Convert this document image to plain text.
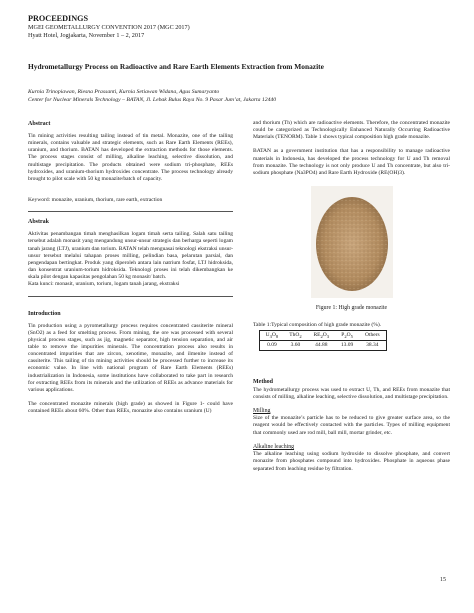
PROCEEDINGS
MGEI GEOMETALLURGY CONVENTION 2017 (MGC 2017)
Hyatt Hotel, Jogjakarta, November 1 – 2, 2017
Hydrometallurgy Process on Radioactive and Rare Earth Elements Extraction from Monazite
Kurnia Trinopiawan, Riesna Prassanti, Kurnia Setiawan Widana, Agus Sumaryanto
Center for Nuclear Minerals Technology – BATAN, Jl. Lebak Bulus Raya No. 9 Pasar Jum’at, Jakarta 12440
Abstract

Tin mining activities resulting tailing instead of tin metal. Monazite, one of the tailing minerals, contains valuable and strategic elements, such as Rare Earth Elements (REEs), uranium, and thorium. BATAN has developed the extraction methods for those elements. The process stages consist of milling, alkaline leaching, selective dissolution, and multistage precipitation. The products obtained were sodium tri-phosphate, REEs hydroxides, and uranium-thorium hydroxides concentrate. The process technology already brought to pilot scale with 50 kg monazite/batch of capacity.

Keyword: monazite, uranium, thorium, rare earth, extraction

Abstrak

Aktivitas penambangan timah menghasilkan logam timah serta tailing. Salah satu tailing tersebut adalah monasit yang mengandung unsur-unsur strategis dan berharga seperti logam tanah jarang (LTJ), uranium dan torium. BATAN telah menguasai teknologi ekstraksi unsur-unsur tersebut melalui tahapan proses milling, pelindian basa, pelarutan parsial, dan pengendapan bertingkat. Produk yang diperoleh antara lain natrium fosfat, LTJ hidroksida, dan konsentrat uranium-torium hidroksida. Teknologi proses ini telah dikembangkan ke skala pilot dengan kapasitas pengolahan 50 kg monasit/ batch.

Kata kunci: monasit, uranium, torium, logam tanah jarang, ekstraksi

Introduction

Tin production using a pyrometallurgy process requires concentrated cassiterite mineral (SnO2) as a feed for smelting process. From mining, the ore was processed with several physical process stages, such as jig, magnetic separator, high tension separation, and air table to remove the impurities minerals. The concentration process also results in concentrated impurities that are zircon, xenotime, monazite, and ilmenite instead of cassiterite. This tailing of tin mining activities should be processed further to increase its economic value. In line with national program of Rare Earth Elements (REEs) industrialization in Indonesia, some institutions have collaborated to take part in research for extracting REEs from its minerals and the utilization of REEs as advance materials for various applications.

The concentrated monazite minerals (high grade) as showed in Figure 1- could have contained REEs about 60%. Other than REEs, monazite also contains uranium (U)

and thorium (Th) which are radioactive elements. Therefore, the concentrated monazite could be categorized as Technologically Enhanced Naturally Occurring Radioactive Materials (TENORM). Table 1 shows typical composition high grade monazite.

BATAN as a government institution that has a responsibility to manage radioactive materials in Indonesia, has developed the process technology for U and Th removal from monazite. The technology is not only produce U and Th concentrate, but also tri-sodium phosphate (Na3PO4) and Rare Earth Hydroxide (RE(OH)3).

Figure 1: High grade monazite
Table 1:Typical composition of high grade monazite (%).
$U_3O_8$	ThO$_2$	$RE_2O_3$	$P_2O_5$	Others
0.09	3.60	44.88	13.09	38.34
Method

The hydrometallurgy process was used to extract U, Th, and REEs from monazite that consists of milling, alkaline leaching, selective dissolution, and multistage precipitation.

Milling

Size of the monazite’s particle has to be reduced to give greater surface area, so the reagent would be effectively contacted with the particles. Types of milling equipment that commonly used are rod mill, ball mill, mortar grinder, etc.

Alkaline leaching

The alkaline leaching using sodium hydroxide to dissolve phosphate, and convert monazite from phosphates compound into hydroxides. Phosphate in aqueous phase separated from leaching residue by filtration.

15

********************

§ PROBLEM TO WORK ON
Make an exact copy of the whole listing, but don't bring over any pictures.

§ EXERCISE SOLUTION
Convert this document image to plain text.
PROCEEDINGS
MGEI GEOMETALLURGY CONVENTION 2017 (MGC 2017)
Hyatt Hotel, Jogjakarta, November 1 – 2, 2017
Hydrometallurgy Process on Radioactive and Rare Earth Elements Extraction from Monazite
Kurnia Trinopiawan, Riesna Prassanti, Kurnia Setiawan Widana, Agus Sumaryanto
Center for Nuclear Minerals Technology – BATAN, Jl. Lebak Bulus Raya No. 9 Pasar Jum’at, Jakarta 12440
Abstract

Tin mining activities resulting tailing instead of tin metal. Monazite, one of the tailing minerals, contains valuable and strategic elements, such as Rare Earth Elements (REEs), uranium, and thorium. BATAN has developed the extraction methods for those elements. The process stages consist of milling, alkaline leaching, selective dissolution, and multistage precipitation. The products obtained were sodium tri-phosphate, REEs hydroxides, and uranium-thorium hydroxides concentrate. The process technology already brought to pilot scale with 50 kg monazite/batch of capacity.

Keyword: monazite, uranium, thorium, rare earth, extraction

Abstrak

Aktivitas penambangan timah menghasilkan logam timah serta tailing. Salah satu tailing tersebut adalah monasit yang mengandung unsur-unsur strategis dan berharga seperti logam tanah jarang (LTJ), uranium dan torium. BATAN telah menguasai teknologi ekstraksi unsur-unsur tersebut melalui tahapan proses milling, pelindian basa, pelarutan parsial, dan pengendapan bertingkat. Produk yang diperoleh antara lain natrium fosfat, LTJ hidroksida, dan konsentrat uranium-torium hidroksida. Teknologi proses ini telah dikembangkan ke skala pilot dengan kapasitas pengolahan 50 kg monasit/ batch.

Kata kunci: monasit, uranium, torium, logam tanah jarang, ekstraksi

Introduction

Tin production using a pyrometallurgy process requires concentrated cassiterite mineral (SnO2) as a feed for smelting process. From mining, the ore was processed with several physical process stages, such as jig, magnetic separator, high tension separation, and air table to remove the impurities minerals. The concentration process also results in concentrated impurities that are zircon, xenotime, monazite, and ilmenite instead of cassiterite. This tailing of tin mining activities should be processed further to increase its economic value. In line with national program of Rare Earth Elements (REEs) industrialization in Indonesia, some institutions have collaborated to take part in research for extracting REEs from its minerals and the utilization of REEs as advance materials for various applications.

The concentrated monazite minerals (high grade) as showed in Figure 1- could have contained REEs about 60%. Other than REEs, monazite also contains uranium (U)

and thorium (Th) which are radioactive elements. Therefore, the concentrated monazite could be categorized as Technologically Enhanced Naturally Occurring Radioactive Materials (TENORM). Table 1 shows typical composition high grade monazite.

BATAN as a government institution that has a responsibility to manage radioactive materials in Indonesia, has developed the process technology for U and Th removal from monazite. The technology is not only produce U and Th concentrate, but also tri-sodium phosphate (Na3PO4) and Rare Earth Hydroxide (RE(OH)3).

Figure 1: High grade monazite
Table 1:Typical composition of high grade monazite (%).
$U_3O_8$	ThO$_2$	$RE_2O_3$	$P_2O_5$	Others
0.09	3.60	44.88	13.09	38.34
Method

The hydrometallurgy process was used to extract U, Th, and REEs from monazite that consists of milling, alkaline leaching, selective dissolution, and multistage precipitation.

Milling

Size of the monazite’s particle has to be reduced to give greater surface area, so the reagent would be effectively contacted with the particles. Types of milling equipment that commonly used are rod mill, ball mill, mortar grinder, etc.

Alkaline leaching

The alkaline leaching using sodium hydroxide to dissolve phosphate, and convert monazite from phosphates compound into hydroxides. Phosphate in aqueous phase separated from leaching residue by filtration.

15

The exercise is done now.